Using the records below, locate all lines containing "text" and return them.

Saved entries
════════════════════

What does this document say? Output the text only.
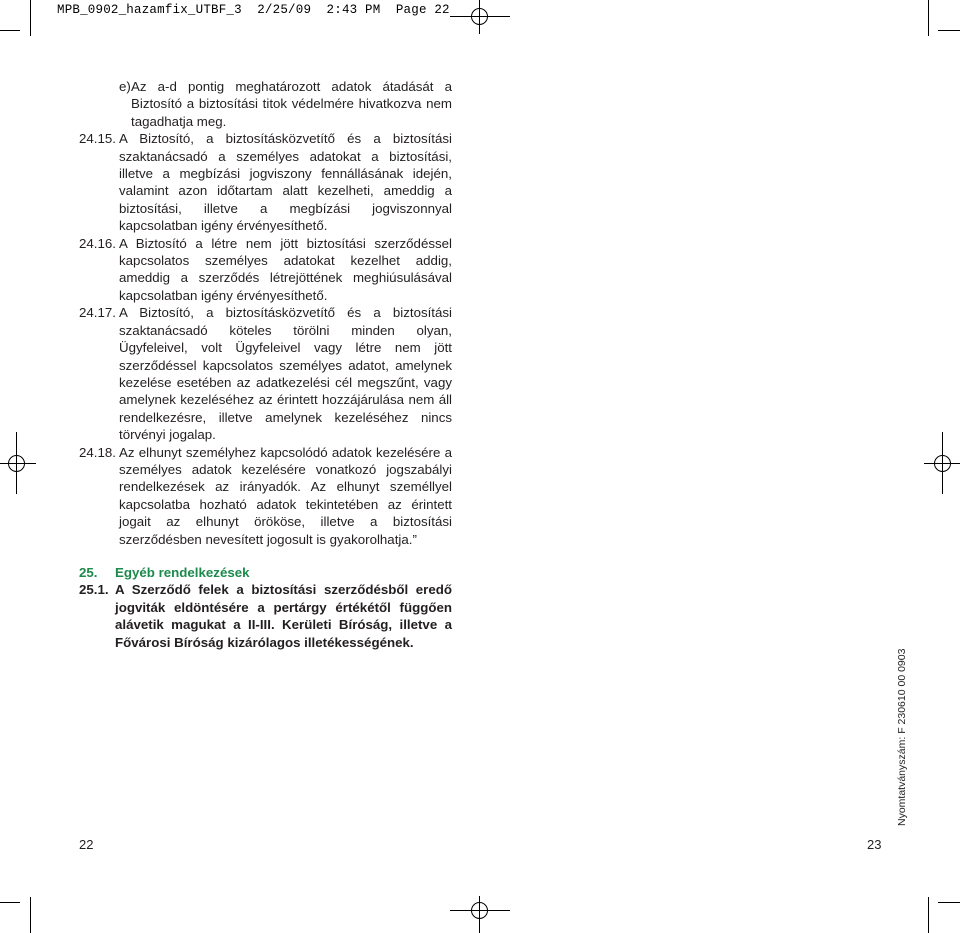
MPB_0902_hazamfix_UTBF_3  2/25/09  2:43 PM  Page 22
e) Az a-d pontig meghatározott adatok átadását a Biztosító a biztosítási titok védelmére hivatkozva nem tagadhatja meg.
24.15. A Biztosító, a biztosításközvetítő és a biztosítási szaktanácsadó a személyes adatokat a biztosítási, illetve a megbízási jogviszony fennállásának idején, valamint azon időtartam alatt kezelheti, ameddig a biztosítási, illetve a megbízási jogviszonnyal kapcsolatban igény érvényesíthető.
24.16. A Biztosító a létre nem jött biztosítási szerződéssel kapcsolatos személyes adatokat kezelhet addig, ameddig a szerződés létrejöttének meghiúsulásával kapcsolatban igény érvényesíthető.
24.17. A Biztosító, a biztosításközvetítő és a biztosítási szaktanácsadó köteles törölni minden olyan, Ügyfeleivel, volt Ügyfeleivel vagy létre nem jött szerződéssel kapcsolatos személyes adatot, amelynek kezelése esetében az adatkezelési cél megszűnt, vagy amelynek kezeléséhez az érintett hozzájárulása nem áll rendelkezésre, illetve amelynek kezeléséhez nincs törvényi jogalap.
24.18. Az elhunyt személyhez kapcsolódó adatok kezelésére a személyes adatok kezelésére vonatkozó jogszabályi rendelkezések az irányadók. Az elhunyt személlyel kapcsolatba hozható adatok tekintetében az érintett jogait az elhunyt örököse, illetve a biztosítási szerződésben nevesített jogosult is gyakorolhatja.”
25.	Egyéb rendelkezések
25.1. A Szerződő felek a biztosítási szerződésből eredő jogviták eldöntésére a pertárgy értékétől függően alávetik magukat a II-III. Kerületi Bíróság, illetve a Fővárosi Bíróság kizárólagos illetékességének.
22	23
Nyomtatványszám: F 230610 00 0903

════════════════════

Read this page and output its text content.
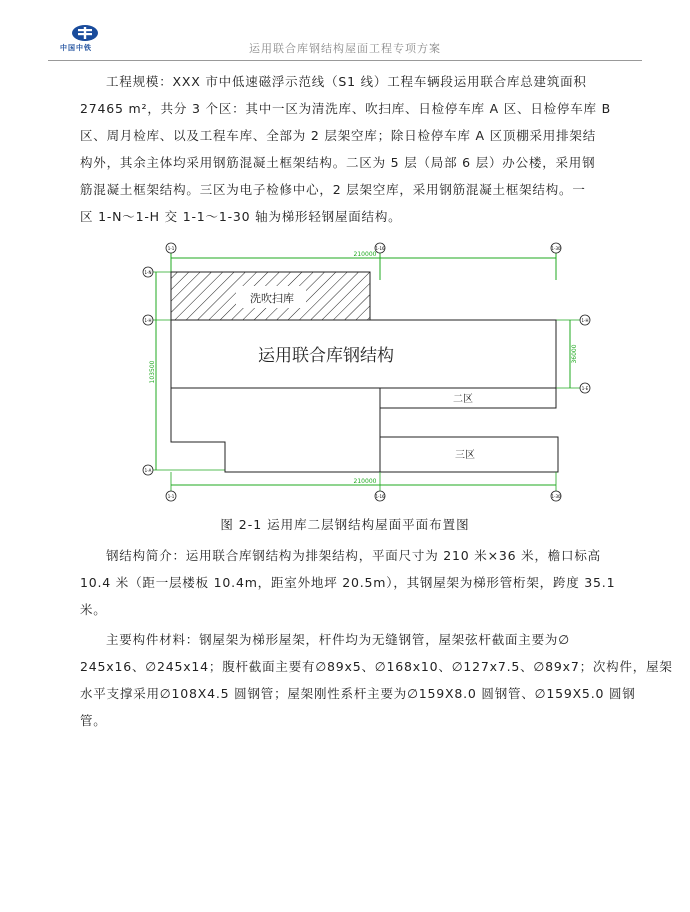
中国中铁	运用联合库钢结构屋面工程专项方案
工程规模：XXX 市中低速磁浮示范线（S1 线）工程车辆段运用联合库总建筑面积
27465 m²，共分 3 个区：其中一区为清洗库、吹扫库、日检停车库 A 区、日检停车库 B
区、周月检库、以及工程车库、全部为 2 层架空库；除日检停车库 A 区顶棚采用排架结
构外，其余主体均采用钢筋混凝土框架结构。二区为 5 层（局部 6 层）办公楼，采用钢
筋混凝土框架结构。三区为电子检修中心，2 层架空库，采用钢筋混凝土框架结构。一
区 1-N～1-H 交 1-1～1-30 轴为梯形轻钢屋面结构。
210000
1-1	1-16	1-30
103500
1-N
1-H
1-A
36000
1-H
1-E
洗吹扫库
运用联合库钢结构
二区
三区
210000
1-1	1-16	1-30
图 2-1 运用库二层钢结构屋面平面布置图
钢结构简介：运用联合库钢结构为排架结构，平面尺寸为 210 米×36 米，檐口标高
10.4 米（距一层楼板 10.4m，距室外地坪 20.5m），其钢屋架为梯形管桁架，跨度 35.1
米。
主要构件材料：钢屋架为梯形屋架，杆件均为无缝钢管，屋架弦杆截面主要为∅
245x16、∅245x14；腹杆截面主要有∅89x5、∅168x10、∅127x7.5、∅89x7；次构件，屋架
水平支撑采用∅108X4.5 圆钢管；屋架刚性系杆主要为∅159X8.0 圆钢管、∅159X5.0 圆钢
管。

════════════════════

Written answer ->
What does this document say? Output the text only.
Read this page and output its text content.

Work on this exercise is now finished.